§ **Stated task**: Copy each line below that includes "this".

··· Information supplied ···

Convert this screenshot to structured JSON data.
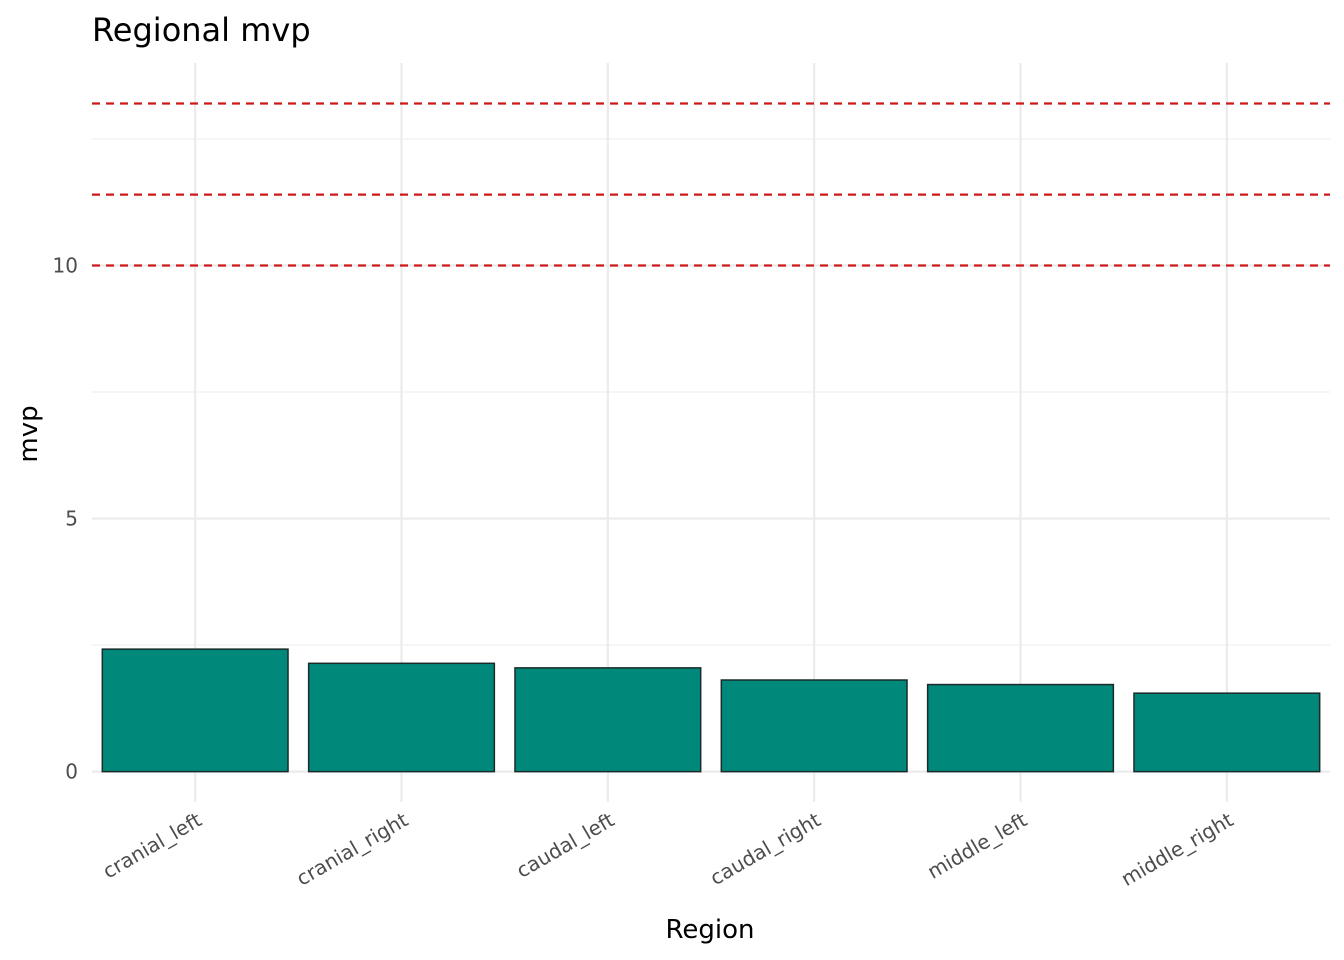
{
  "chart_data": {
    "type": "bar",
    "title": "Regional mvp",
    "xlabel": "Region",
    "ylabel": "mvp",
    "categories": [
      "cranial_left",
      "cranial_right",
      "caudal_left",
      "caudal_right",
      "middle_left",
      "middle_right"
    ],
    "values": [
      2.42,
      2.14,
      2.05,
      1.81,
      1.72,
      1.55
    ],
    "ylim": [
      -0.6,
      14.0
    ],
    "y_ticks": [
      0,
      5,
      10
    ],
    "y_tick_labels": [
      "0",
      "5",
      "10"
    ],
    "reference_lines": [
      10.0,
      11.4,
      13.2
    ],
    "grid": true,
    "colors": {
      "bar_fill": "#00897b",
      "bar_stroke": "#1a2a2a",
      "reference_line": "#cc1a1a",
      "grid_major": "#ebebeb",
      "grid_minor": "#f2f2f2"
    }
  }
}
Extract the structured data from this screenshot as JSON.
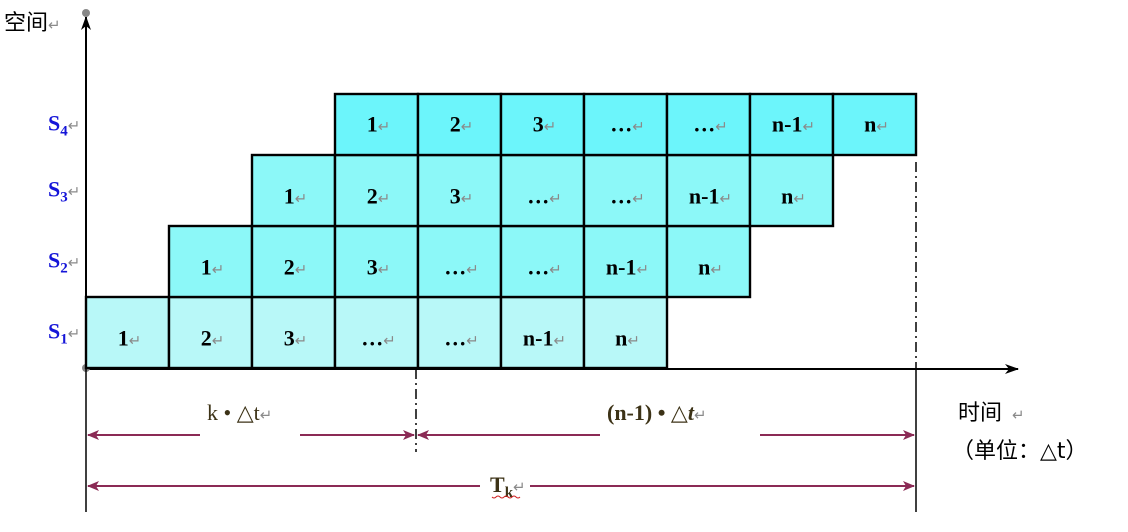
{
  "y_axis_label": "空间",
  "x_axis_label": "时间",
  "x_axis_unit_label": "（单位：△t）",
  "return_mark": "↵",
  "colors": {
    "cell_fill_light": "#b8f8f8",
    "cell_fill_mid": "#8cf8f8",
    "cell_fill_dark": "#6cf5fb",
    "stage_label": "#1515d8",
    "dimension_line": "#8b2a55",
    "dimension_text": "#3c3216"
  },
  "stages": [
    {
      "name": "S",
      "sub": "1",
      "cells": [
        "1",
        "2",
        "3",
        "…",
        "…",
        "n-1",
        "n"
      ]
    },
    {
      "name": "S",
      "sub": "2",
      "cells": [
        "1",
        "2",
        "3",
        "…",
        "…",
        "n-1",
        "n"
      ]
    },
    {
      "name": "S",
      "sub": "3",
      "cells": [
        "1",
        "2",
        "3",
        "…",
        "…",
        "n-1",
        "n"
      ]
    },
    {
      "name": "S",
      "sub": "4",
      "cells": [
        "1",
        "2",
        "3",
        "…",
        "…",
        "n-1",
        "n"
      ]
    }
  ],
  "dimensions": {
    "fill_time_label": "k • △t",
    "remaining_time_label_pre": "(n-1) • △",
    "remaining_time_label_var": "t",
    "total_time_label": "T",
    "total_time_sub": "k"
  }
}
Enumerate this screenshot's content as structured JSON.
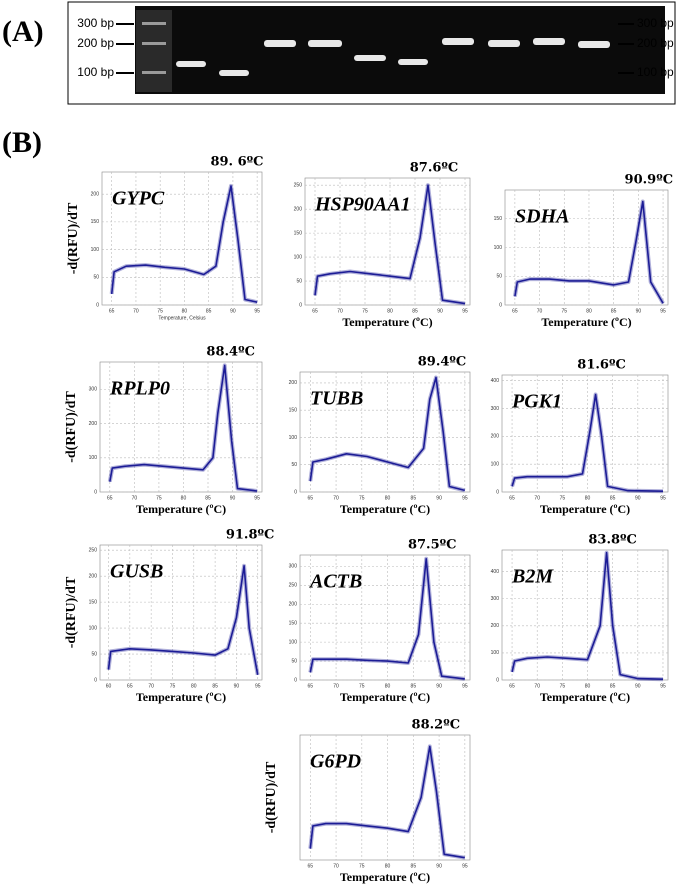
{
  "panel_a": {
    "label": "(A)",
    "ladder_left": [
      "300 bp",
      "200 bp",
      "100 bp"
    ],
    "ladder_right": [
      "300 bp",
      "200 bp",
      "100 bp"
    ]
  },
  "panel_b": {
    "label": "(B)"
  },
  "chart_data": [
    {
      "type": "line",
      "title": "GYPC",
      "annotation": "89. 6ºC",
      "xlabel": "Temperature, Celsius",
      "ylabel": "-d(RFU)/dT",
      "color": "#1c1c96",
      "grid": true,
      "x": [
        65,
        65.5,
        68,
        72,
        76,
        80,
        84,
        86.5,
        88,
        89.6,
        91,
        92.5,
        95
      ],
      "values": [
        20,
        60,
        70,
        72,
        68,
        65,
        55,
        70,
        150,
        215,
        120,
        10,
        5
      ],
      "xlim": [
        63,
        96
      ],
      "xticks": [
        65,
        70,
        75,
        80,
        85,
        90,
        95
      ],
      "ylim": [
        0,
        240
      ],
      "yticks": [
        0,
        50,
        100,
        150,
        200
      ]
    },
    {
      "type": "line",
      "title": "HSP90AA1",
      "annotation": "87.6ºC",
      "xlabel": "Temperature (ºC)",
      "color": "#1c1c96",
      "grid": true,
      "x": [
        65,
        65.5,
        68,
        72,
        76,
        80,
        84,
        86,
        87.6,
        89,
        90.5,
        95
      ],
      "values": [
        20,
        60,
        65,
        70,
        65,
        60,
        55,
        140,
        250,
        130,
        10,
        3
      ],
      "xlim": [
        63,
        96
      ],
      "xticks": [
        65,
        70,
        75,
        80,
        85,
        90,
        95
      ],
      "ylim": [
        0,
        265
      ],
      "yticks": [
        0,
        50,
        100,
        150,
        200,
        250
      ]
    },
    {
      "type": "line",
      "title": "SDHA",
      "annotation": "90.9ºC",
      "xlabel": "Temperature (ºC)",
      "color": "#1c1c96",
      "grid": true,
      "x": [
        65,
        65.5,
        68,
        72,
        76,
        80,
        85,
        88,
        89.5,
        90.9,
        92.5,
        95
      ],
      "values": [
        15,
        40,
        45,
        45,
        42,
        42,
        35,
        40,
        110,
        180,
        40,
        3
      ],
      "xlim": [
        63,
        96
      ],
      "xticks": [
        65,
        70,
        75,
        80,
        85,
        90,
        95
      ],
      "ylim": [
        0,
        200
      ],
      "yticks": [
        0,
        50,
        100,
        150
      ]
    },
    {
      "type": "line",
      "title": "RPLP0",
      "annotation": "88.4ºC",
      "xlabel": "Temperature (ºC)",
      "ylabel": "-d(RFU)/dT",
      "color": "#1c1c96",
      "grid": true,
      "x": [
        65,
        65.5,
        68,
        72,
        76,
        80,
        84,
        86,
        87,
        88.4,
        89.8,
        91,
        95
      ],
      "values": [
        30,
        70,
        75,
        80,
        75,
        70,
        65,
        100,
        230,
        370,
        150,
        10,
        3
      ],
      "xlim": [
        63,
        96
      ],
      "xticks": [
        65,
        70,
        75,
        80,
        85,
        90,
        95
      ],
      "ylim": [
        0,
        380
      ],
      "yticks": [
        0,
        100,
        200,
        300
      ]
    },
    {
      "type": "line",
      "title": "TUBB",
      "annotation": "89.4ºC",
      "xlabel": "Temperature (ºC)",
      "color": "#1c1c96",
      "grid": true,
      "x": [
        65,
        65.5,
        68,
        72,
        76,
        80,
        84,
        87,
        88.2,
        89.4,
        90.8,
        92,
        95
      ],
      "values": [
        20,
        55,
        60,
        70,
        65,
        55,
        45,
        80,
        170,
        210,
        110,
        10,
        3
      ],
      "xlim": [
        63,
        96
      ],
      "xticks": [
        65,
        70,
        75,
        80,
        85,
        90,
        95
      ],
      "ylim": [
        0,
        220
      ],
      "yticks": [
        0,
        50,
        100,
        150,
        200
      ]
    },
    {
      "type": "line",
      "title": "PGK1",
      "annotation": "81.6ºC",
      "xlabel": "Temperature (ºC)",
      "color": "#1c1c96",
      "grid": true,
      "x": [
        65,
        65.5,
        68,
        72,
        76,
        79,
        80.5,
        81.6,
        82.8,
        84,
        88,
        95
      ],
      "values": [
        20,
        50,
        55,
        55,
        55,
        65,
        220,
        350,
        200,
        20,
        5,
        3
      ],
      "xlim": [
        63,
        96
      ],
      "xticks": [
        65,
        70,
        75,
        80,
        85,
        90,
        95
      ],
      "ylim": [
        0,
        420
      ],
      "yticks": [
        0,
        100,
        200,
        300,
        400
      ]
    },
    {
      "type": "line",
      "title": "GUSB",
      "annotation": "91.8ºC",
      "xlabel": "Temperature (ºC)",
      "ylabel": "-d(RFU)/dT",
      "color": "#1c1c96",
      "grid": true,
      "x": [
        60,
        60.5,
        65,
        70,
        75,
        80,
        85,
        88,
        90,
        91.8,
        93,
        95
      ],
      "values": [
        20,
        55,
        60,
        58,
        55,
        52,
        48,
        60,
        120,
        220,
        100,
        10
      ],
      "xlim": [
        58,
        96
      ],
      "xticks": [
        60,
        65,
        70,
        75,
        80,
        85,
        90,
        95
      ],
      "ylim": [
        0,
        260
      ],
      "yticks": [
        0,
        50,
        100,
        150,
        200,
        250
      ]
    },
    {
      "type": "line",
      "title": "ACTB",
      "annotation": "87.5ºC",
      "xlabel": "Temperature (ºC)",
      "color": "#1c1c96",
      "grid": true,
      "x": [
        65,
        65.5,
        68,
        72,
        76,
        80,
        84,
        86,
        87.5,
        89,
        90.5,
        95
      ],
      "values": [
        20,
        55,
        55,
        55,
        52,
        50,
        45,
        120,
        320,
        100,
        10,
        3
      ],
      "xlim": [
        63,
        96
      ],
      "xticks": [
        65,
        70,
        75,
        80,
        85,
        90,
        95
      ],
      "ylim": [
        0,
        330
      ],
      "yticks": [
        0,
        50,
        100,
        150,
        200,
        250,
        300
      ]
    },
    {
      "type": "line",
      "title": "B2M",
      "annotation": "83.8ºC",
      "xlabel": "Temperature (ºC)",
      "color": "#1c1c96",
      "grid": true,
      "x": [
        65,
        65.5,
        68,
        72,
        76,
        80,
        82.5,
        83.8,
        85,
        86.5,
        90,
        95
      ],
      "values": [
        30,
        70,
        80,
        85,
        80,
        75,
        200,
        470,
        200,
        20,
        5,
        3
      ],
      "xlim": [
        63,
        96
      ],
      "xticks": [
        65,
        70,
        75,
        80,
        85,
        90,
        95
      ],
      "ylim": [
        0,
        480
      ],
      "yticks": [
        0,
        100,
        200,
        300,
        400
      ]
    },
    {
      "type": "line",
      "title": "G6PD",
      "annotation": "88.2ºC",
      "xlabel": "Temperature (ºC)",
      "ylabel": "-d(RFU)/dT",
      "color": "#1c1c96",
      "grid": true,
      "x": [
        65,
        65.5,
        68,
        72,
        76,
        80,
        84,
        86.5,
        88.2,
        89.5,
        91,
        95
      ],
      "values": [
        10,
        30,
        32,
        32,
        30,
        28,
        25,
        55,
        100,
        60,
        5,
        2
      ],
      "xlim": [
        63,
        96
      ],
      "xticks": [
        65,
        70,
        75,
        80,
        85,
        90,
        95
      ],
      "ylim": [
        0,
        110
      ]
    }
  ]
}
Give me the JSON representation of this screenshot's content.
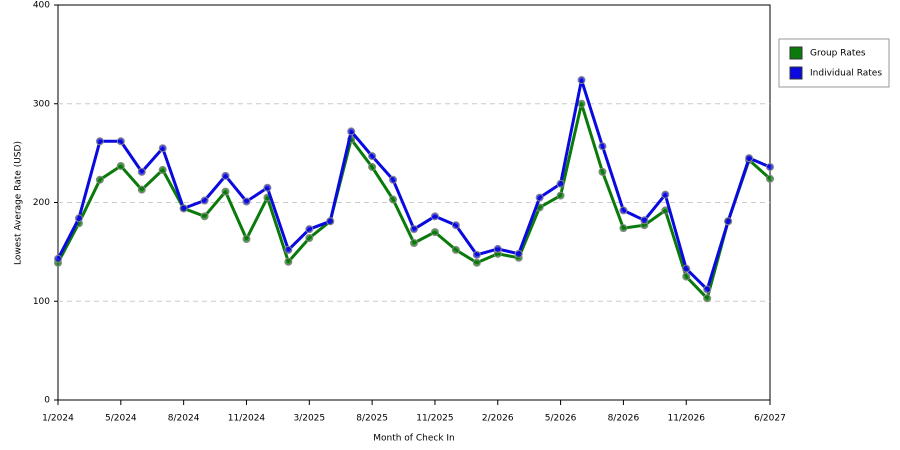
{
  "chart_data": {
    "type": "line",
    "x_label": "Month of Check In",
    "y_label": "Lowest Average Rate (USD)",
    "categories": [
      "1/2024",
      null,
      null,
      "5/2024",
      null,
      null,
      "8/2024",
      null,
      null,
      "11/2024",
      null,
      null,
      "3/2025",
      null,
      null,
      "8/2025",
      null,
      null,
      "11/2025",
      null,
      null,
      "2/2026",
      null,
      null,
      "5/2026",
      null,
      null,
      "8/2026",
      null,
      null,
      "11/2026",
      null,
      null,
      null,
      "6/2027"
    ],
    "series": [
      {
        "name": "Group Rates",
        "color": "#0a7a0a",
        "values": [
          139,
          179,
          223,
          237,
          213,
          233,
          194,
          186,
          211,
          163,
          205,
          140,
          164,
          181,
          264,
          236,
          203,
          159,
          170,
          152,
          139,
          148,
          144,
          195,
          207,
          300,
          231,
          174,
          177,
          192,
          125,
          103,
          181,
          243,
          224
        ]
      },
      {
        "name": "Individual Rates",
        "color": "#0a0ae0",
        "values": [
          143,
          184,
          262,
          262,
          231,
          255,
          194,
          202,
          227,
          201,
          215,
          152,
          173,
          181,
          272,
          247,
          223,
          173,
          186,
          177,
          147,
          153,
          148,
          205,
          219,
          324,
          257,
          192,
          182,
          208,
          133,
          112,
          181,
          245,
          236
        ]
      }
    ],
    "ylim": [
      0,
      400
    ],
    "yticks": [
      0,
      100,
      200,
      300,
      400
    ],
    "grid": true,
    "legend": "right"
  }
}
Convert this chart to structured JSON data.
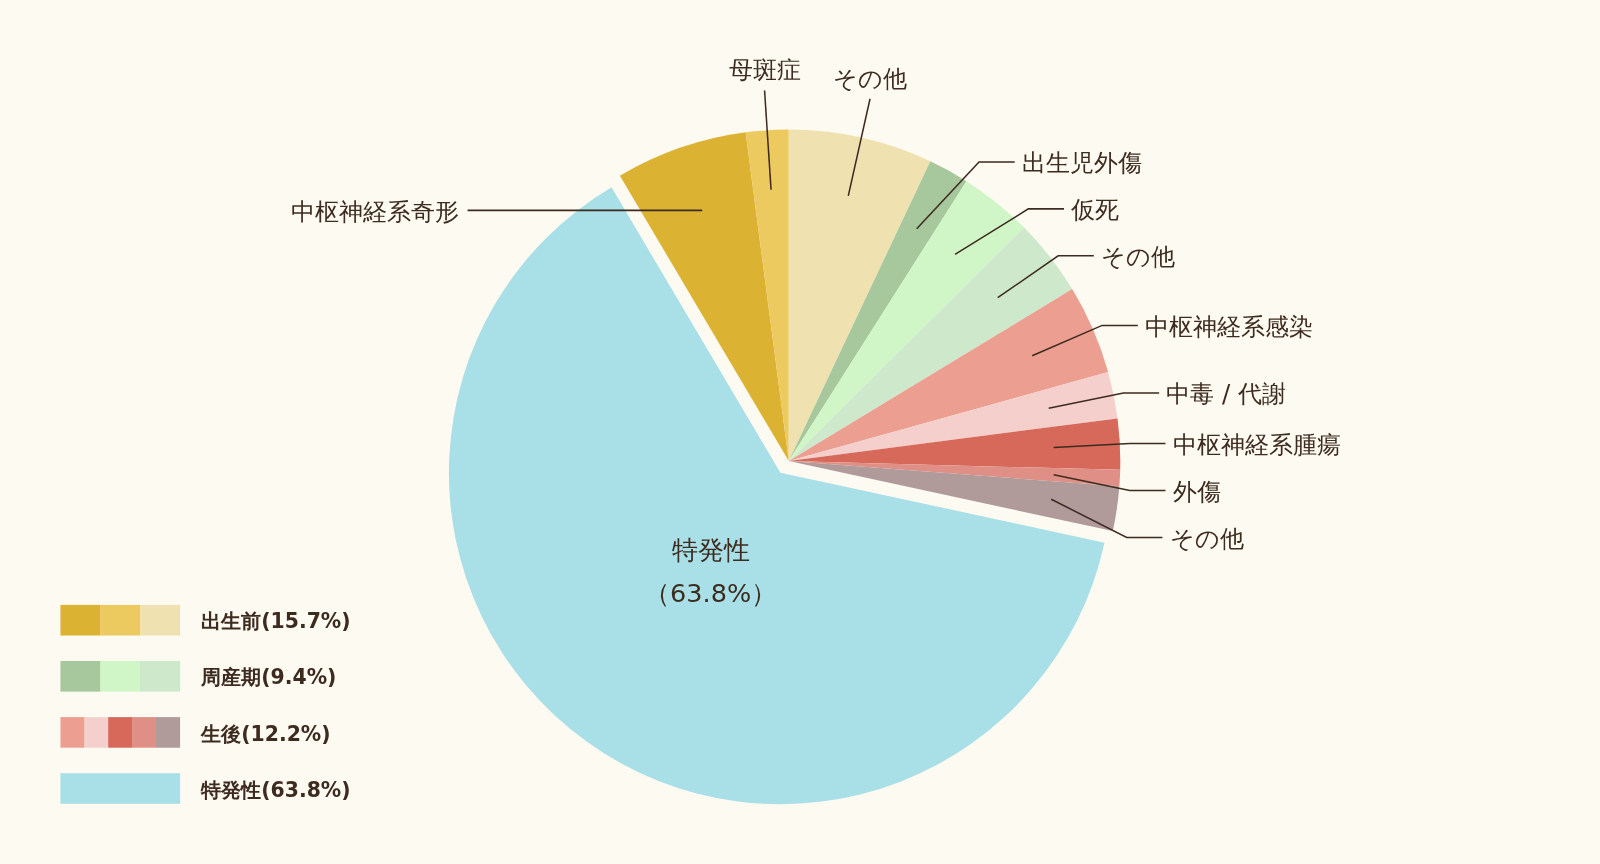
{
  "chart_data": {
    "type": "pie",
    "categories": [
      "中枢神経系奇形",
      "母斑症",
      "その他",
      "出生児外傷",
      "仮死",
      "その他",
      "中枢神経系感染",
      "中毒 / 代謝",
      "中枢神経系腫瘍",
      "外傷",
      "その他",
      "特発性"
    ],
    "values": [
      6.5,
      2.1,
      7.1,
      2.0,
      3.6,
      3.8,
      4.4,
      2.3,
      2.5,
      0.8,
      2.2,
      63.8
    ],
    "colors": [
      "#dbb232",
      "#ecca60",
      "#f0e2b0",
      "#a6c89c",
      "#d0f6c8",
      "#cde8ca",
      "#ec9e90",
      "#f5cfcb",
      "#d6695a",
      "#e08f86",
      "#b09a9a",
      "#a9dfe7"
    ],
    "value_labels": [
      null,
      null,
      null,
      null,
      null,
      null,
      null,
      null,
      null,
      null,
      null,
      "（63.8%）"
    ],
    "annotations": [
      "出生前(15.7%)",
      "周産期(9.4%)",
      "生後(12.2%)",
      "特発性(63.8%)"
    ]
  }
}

···

§ **Reply to the exercise**:
Convert this screenshot to structured JSON data.
Extract the structured data from this screenshot as JSON.
Enumerate this screenshot's content as structured JSON.
Give me the JSON representation of this screenshot's content.
Convert this chart to structured JSON data.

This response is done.